# ЗАДАНИЕ
В каком году, согласно приведенному ниже тексту о Чехове в Японии, японцы перевели рассказ «Черный монах»?
=== ТЕКСТ УПРАЖНЕНИЯ ===
Нобори Сёму был отнюдь не одинок. Некоторые другие японские авторы также верили, что чеховский реализм означает простую и бесхитростную фиксацию жизни.

Кобаяси Хидэо написал эссе «Чехов», в котором рассказал, как Чехов явился к нему ночью в сновидении и дал наставления, как писать реалистическую прозу. «Когда идет дождь — так и пиши: идет дождь. Если Варя плачет — напиши, как она плачет». Можно сказать, что в такого рода эссе японские писатели использовали авторитет Чехова для подтверждения своих собственных эстетических позиций.

Кроме того, у японцев были свои, особые пристрастия к Чехову. Так, я заметил их почти навязчивый интерес к произведениям, так или иначе связанным с темой сада. Интерес этот был характерен и для самого Чехова. Не случайно, что в том же году, что и «Рассказ старшего садовника», он написал рассказ «Черный монах» (1894), в коем антагонист главного героя — садовник. Для японцев сад издревле выступает защитной оболочкой между человеком и природой. Отсюда проистекает их внимание к «садовой» тематике Чехова. «Черного монаха» они перевели уже в 1907-м, а вскоре был переведен «Вишневый сад» (в 1912-1913 годах; поставлен в 1915-м).
=== ПЕРЕЧЕНЬ СТРОК ===
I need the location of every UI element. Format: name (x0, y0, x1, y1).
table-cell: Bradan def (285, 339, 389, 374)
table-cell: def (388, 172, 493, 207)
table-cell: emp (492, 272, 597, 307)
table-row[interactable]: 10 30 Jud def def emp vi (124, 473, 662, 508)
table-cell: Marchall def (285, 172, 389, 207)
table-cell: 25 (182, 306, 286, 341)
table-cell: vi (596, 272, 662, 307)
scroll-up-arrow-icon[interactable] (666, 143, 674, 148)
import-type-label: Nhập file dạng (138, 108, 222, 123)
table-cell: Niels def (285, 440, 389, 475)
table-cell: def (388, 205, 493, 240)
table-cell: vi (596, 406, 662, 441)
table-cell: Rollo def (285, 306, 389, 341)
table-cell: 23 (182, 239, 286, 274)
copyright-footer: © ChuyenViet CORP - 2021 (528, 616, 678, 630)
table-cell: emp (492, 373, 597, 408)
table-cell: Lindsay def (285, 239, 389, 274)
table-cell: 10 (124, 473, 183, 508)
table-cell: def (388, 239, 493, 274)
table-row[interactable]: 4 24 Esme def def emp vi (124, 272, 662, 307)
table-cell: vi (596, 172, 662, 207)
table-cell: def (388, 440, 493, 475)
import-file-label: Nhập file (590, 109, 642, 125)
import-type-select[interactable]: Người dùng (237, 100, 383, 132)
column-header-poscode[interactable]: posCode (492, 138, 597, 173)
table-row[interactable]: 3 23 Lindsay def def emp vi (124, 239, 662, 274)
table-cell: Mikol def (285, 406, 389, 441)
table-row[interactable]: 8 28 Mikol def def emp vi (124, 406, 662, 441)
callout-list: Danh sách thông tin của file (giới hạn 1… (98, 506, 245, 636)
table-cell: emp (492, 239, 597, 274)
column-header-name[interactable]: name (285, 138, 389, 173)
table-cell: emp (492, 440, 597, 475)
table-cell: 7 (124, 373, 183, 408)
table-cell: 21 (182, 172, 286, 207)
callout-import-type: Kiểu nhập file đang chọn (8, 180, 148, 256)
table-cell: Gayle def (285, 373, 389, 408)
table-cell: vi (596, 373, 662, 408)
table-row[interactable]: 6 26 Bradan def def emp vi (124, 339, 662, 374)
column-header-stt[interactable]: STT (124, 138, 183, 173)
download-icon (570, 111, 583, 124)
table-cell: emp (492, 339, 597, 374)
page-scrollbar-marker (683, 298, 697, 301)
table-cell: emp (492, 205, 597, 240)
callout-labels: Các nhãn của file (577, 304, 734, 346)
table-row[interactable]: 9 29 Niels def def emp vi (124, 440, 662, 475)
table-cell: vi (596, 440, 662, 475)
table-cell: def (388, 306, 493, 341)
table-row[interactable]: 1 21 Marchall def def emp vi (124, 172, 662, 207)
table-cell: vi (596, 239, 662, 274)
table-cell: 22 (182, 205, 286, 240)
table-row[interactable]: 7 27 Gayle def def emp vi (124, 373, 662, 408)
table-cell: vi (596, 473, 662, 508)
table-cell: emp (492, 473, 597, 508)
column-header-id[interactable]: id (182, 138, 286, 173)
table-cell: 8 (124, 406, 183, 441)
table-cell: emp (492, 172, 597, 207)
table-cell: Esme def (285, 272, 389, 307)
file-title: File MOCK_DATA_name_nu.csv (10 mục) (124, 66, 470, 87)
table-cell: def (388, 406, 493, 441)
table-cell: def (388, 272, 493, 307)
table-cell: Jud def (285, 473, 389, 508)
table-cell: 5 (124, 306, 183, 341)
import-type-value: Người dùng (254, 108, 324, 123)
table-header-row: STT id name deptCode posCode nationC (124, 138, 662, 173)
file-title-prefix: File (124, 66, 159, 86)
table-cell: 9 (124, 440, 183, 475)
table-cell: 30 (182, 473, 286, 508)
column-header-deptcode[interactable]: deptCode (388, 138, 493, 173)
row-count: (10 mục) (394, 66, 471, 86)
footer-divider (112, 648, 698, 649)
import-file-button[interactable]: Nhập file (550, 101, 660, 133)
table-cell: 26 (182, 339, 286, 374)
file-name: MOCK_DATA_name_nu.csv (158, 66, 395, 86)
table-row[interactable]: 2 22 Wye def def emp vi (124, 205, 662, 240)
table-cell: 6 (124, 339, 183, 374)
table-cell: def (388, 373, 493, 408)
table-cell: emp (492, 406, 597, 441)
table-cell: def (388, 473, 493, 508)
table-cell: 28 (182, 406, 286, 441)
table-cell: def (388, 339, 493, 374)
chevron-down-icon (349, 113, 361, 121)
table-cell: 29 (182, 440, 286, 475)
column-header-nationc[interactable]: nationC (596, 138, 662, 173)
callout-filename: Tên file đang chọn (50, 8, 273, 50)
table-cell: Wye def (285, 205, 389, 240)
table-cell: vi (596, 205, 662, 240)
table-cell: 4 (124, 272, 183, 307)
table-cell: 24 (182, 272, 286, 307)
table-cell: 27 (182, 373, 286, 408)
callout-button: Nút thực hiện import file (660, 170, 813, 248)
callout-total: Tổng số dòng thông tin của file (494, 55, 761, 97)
===
# ОТВЕТ
В 1907 году.